■ **Requirements**
Give back every line exactly as it appears, pictures excluded.

(Dataset items)
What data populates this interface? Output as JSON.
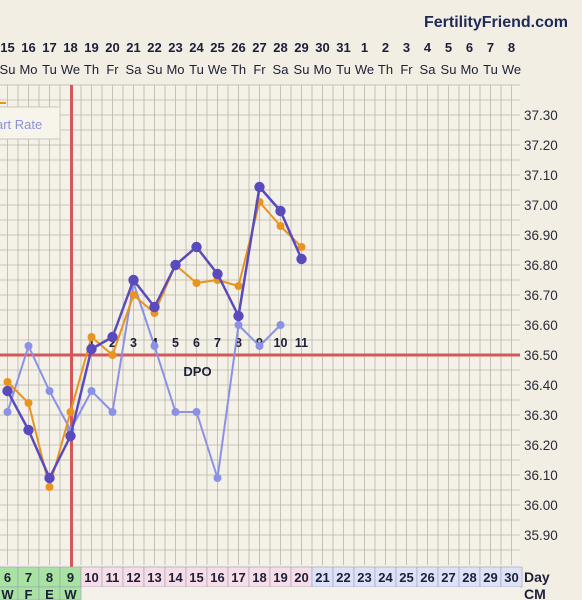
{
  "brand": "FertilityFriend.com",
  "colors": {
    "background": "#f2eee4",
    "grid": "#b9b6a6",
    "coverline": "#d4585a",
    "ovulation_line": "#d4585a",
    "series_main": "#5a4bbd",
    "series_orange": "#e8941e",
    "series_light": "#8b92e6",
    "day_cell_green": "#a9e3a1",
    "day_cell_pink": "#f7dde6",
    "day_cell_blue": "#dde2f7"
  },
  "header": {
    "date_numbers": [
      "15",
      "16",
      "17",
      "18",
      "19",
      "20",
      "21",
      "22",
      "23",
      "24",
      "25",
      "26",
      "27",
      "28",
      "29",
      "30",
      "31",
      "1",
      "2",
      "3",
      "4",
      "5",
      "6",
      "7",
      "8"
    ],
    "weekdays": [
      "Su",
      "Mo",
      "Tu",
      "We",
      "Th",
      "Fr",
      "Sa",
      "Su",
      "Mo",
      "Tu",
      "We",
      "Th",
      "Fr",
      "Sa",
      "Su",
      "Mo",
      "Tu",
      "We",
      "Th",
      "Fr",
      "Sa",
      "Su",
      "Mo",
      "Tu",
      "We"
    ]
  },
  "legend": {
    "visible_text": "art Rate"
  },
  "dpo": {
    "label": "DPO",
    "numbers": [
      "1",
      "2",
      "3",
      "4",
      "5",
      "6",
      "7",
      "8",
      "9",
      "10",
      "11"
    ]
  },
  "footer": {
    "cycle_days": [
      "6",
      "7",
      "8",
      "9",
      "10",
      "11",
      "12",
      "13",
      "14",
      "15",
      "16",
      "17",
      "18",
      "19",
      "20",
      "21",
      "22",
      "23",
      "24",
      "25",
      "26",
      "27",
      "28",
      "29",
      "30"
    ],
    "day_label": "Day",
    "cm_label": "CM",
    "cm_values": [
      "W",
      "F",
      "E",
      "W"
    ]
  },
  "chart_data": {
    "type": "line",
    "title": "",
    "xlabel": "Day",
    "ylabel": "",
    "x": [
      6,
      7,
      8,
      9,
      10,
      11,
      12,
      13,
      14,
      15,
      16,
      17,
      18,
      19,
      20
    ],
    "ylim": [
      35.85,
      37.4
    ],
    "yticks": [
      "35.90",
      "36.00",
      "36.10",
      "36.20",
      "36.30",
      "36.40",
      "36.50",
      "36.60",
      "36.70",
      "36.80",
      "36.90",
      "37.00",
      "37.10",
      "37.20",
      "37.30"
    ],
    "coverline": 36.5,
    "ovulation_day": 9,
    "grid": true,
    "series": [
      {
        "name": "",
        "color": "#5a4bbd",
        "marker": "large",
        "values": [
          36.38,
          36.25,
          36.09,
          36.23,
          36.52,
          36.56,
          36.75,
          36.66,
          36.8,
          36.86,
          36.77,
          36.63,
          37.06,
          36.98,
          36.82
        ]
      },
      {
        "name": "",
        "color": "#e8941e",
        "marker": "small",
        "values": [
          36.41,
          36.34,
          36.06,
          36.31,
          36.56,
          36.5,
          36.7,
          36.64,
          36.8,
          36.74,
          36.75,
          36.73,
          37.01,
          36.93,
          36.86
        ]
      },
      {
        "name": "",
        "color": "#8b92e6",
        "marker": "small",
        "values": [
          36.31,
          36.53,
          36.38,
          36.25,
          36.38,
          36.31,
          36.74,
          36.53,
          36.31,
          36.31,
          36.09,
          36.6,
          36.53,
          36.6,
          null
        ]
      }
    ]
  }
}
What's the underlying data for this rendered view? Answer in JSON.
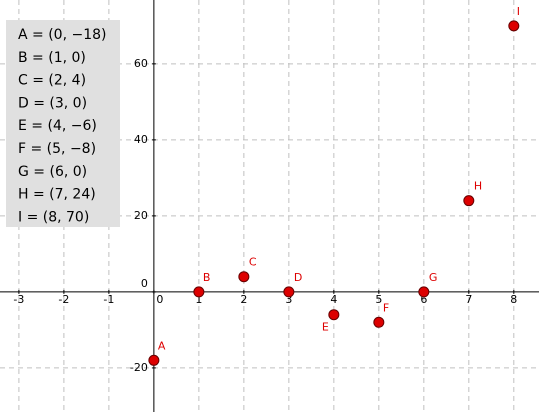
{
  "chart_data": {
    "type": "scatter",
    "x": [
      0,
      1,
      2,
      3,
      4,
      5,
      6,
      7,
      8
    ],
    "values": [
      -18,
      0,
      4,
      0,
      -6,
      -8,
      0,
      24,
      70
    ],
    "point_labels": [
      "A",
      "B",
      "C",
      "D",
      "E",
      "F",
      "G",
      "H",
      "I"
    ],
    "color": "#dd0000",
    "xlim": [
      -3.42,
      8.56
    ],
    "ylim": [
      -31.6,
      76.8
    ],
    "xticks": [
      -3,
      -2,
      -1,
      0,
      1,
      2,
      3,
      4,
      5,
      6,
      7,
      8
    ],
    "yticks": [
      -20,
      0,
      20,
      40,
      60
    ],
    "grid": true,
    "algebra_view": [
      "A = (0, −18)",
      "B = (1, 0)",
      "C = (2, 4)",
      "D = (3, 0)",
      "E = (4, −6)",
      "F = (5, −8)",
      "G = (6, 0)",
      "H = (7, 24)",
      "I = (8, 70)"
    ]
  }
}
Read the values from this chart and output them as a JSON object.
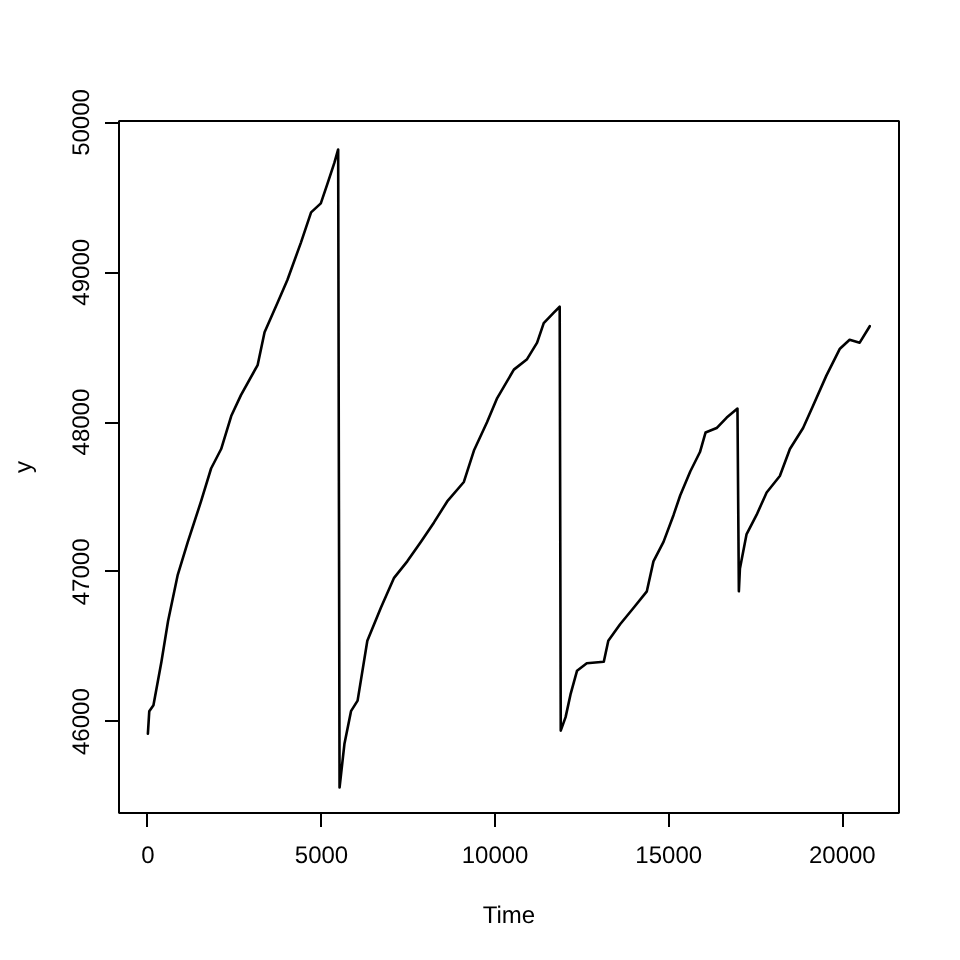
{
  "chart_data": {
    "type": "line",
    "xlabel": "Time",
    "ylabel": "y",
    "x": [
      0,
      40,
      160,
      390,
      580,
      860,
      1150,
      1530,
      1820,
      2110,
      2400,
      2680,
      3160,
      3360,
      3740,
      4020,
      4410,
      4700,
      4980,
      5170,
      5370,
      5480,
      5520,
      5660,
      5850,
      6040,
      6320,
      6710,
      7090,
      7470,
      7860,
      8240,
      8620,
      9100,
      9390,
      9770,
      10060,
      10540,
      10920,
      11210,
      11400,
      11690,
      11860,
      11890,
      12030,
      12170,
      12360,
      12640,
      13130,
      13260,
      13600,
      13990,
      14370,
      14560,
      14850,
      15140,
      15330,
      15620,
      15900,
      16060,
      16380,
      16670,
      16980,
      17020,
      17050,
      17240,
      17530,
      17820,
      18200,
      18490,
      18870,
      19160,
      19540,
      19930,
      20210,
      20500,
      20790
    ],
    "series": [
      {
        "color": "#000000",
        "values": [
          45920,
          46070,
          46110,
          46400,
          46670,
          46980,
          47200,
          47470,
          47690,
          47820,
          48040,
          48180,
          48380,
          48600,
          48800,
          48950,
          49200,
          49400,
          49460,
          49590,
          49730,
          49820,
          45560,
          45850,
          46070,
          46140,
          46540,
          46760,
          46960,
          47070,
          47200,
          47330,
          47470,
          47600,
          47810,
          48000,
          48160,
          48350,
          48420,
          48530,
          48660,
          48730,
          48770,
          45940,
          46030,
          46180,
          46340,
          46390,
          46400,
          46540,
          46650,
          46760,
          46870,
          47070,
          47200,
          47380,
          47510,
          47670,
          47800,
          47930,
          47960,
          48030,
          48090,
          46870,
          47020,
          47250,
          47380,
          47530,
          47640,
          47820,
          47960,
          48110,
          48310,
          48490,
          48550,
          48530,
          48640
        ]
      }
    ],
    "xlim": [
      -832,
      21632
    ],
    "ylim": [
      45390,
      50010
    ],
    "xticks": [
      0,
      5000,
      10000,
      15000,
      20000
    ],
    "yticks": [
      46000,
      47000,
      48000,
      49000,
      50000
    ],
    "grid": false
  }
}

■ **Exercise answer**
What data populates this interface? Output as JSON.
{
  "brand": "FertilityFriend.com",
  "colors": {
    "background": "#f2eee4",
    "grid": "#b9b6a6",
    "coverline": "#d4585a",
    "ovulation_line": "#d4585a",
    "series_main": "#5a4bbd",
    "series_orange": "#e8941e",
    "series_light": "#8b92e6",
    "day_cell_green": "#a9e3a1",
    "day_cell_pink": "#f7dde6",
    "day_cell_blue": "#dde2f7"
  },
  "header": {
    "date_numbers": [
      "15",
      "16",
      "17",
      "18",
      "19",
      "20",
      "21",
      "22",
      "23",
      "24",
      "25",
      "26",
      "27",
      "28",
      "29",
      "30",
      "31",
      "1",
      "2",
      "3",
      "4",
      "5",
      "6",
      "7",
      "8"
    ],
    "weekdays": [
      "Su",
      "Mo",
      "Tu",
      "We",
      "Th",
      "Fr",
      "Sa",
      "Su",
      "Mo",
      "Tu",
      "We",
      "Th",
      "Fr",
      "Sa",
      "Su",
      "Mo",
      "Tu",
      "We",
      "Th",
      "Fr",
      "Sa",
      "Su",
      "Mo",
      "Tu",
      "We"
    ]
  },
  "legend": {
    "visible_text": "art Rate"
  },
  "dpo": {
    "label": "DPO",
    "numbers": [
      "1",
      "2",
      "3",
      "4",
      "5",
      "6",
      "7",
      "8",
      "9",
      "10",
      "11"
    ]
  },
  "footer": {
    "cycle_days": [
      "6",
      "7",
      "8",
      "9",
      "10",
      "11",
      "12",
      "13",
      "14",
      "15",
      "16",
      "17",
      "18",
      "19",
      "20",
      "21",
      "22",
      "23",
      "24",
      "25",
      "26",
      "27",
      "28",
      "29",
      "30"
    ],
    "day_label": "Day",
    "cm_label": "CM",
    "cm_values": [
      "W",
      "F",
      "E",
      "W"
    ]
  },
  "chart_data": {
    "type": "line",
    "title": "",
    "xlabel": "Day",
    "ylabel": "",
    "x": [
      6,
      7,
      8,
      9,
      10,
      11,
      12,
      13,
      14,
      15,
      16,
      17,
      18,
      19,
      20
    ],
    "ylim": [
      35.85,
      37.4
    ],
    "yticks": [
      "35.90",
      "36.00",
      "36.10",
      "36.20",
      "36.30",
      "36.40",
      "36.50",
      "36.60",
      "36.70",
      "36.80",
      "36.90",
      "37.00",
      "37.10",
      "37.20",
      "37.30"
    ],
    "coverline": 36.5,
    "ovulation_day": 9,
    "grid": true,
    "series": [
      {
        "name": "",
        "color": "#5a4bbd",
        "marker": "large",
        "values": [
          36.38,
          36.25,
          36.09,
          36.23,
          36.52,
          36.56,
          36.75,
          36.66,
          36.8,
          36.86,
          36.77,
          36.63,
          37.06,
          36.98,
          36.82
        ]
      },
      {
        "name": "",
        "color": "#e8941e",
        "marker": "small",
        "values": [
          36.41,
          36.34,
          36.06,
          36.31,
          36.56,
          36.5,
          36.7,
          36.64,
          36.8,
          36.74,
          36.75,
          36.73,
          37.01,
          36.93,
          36.86
        ]
      },
      {
        "name": "",
        "color": "#8b92e6",
        "marker": "small",
        "values": [
          36.31,
          36.53,
          36.38,
          36.25,
          36.38,
          36.31,
          36.74,
          36.53,
          36.31,
          36.31,
          36.09,
          36.6,
          36.53,
          36.6,
          null
        ]
      }
    ]
  }
}
What's the underlying data for this rendered view? Answer in JSON.
{
  "chart_data": {
    "type": "scatter",
    "x": [
      0,
      1,
      2,
      3,
      4,
      5,
      6,
      7,
      8
    ],
    "values": [
      -18,
      0,
      4,
      0,
      -6,
      -8,
      0,
      24,
      70
    ],
    "point_labels": [
      "A",
      "B",
      "C",
      "D",
      "E",
      "F",
      "G",
      "H",
      "I"
    ],
    "color": "#dd0000",
    "xlim": [
      -3.42,
      8.56
    ],
    "ylim": [
      -31.6,
      76.8
    ],
    "xticks": [
      -3,
      -2,
      -1,
      0,
      1,
      2,
      3,
      4,
      5,
      6,
      7,
      8
    ],
    "yticks": [
      -20,
      0,
      20,
      40,
      60
    ],
    "grid": true,
    "algebra_view": [
      "A = (0, −18)",
      "B = (1, 0)",
      "C = (2, 4)",
      "D = (3, 0)",
      "E = (4, −6)",
      "F = (5, −8)",
      "G = (6, 0)",
      "H = (7, 24)",
      "I = (8, 70)"
    ]
  }
}
Read the values from this chart and output them as a JSON object.
{
  "chart_data": {
    "type": "line",
    "xlabel": "Time",
    "ylabel": "y",
    "x": [
      0,
      40,
      160,
      390,
      580,
      860,
      1150,
      1530,
      1820,
      2110,
      2400,
      2680,
      3160,
      3360,
      3740,
      4020,
      4410,
      4700,
      4980,
      5170,
      5370,
      5480,
      5520,
      5660,
      5850,
      6040,
      6320,
      6710,
      7090,
      7470,
      7860,
      8240,
      8620,
      9100,
      9390,
      9770,
      10060,
      10540,
      10920,
      11210,
      11400,
      11690,
      11860,
      11890,
      12030,
      12170,
      12360,
      12640,
      13130,
      13260,
      13600,
      13990,
      14370,
      14560,
      14850,
      15140,
      15330,
      15620,
      15900,
      16060,
      16380,
      16670,
      16980,
      17020,
      17050,
      17240,
      17530,
      17820,
      18200,
      18490,
      18870,
      19160,
      19540,
      19930,
      20210,
      20500,
      20790
    ],
    "series": [
      {
        "color": "#000000",
        "values": [
          45920,
          46070,
          46110,
          46400,
          46670,
          46980,
          47200,
          47470,
          47690,
          47820,
          48040,
          48180,
          48380,
          48600,
          48800,
          48950,
          49200,
          49400,
          49460,
          49590,
          49730,
          49820,
          45560,
          45850,
          46070,
          46140,
          46540,
          46760,
          46960,
          47070,
          47200,
          47330,
          47470,
          47600,
          47810,
          48000,
          48160,
          48350,
          48420,
          48530,
          48660,
          48730,
          48770,
          45940,
          46030,
          46180,
          46340,
          46390,
          46400,
          46540,
          46650,
          46760,
          46870,
          47070,
          47200,
          47380,
          47510,
          47670,
          47800,
          47930,
          47960,
          48030,
          48090,
          46870,
          47020,
          47250,
          47380,
          47530,
          47640,
          47820,
          47960,
          48110,
          48310,
          48490,
          48550,
          48530,
          48640
        ]
      }
    ],
    "xlim": [
      -832,
      21632
    ],
    "ylim": [
      45390,
      50010
    ],
    "xticks": [
      0,
      5000,
      10000,
      15000,
      20000
    ],
    "yticks": [
      46000,
      47000,
      48000,
      49000,
      50000
    ],
    "grid": false
  }
}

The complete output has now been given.